-------- Information given

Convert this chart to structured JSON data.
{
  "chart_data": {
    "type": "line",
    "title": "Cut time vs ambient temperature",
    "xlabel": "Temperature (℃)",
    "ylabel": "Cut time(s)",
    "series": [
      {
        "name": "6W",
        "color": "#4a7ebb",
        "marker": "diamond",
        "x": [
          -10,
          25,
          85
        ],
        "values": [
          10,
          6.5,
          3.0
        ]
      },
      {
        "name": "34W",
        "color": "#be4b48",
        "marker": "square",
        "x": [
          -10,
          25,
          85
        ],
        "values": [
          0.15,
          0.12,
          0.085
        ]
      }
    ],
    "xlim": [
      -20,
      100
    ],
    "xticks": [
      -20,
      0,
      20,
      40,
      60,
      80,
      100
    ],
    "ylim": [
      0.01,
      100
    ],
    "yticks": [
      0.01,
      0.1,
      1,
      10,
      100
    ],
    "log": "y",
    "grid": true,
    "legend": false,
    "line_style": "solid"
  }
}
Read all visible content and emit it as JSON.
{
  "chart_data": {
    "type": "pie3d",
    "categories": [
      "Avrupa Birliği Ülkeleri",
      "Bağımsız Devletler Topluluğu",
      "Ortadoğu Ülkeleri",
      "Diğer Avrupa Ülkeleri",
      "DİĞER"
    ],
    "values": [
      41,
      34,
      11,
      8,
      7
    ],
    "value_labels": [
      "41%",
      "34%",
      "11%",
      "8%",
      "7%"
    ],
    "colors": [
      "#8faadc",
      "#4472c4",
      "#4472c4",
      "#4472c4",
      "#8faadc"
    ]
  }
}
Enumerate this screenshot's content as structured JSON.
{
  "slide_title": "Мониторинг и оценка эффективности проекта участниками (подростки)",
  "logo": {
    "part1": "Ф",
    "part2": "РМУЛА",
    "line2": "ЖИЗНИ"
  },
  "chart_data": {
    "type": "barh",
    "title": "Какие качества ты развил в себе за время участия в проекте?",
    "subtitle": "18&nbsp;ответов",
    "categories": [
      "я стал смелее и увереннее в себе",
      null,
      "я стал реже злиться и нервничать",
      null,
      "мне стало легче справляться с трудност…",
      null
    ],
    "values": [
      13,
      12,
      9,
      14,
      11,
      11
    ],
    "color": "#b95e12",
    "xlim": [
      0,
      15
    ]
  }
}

----------------

--- Your task ---
Output an exact copy of the lines beginning at the one that holds "Enumerate this screenshot's" and running through the final line of the records.

--- Expected answer ---
Enumerate this screenshot's content as structured JSON.
{
  "slide_title": "Мониторинг и оценка эффективности проекта участниками (подростки)",
  "logo": {
    "part1": "Ф",
    "part2": "РМУЛА",
    "line2": "ЖИЗНИ"
  },
  "chart_data": {
    "type": "barh",
    "title": "Какие качества ты развил в себе за время участия в проекте?",
    "subtitle": "18&nbsp;ответов",
    "categories": [
      "я стал смелее и увереннее в себе",
      null,
      "я стал реже злиться и нервничать",
      null,
      "мне стало легче справляться с трудност…",
      null
    ],
    "values": [
      13,
      12,
      9,
      14,
      11,
      11
    ],
    "color": "#b95e12",
    "xlim": [
      0,
      15
    ]
  }
}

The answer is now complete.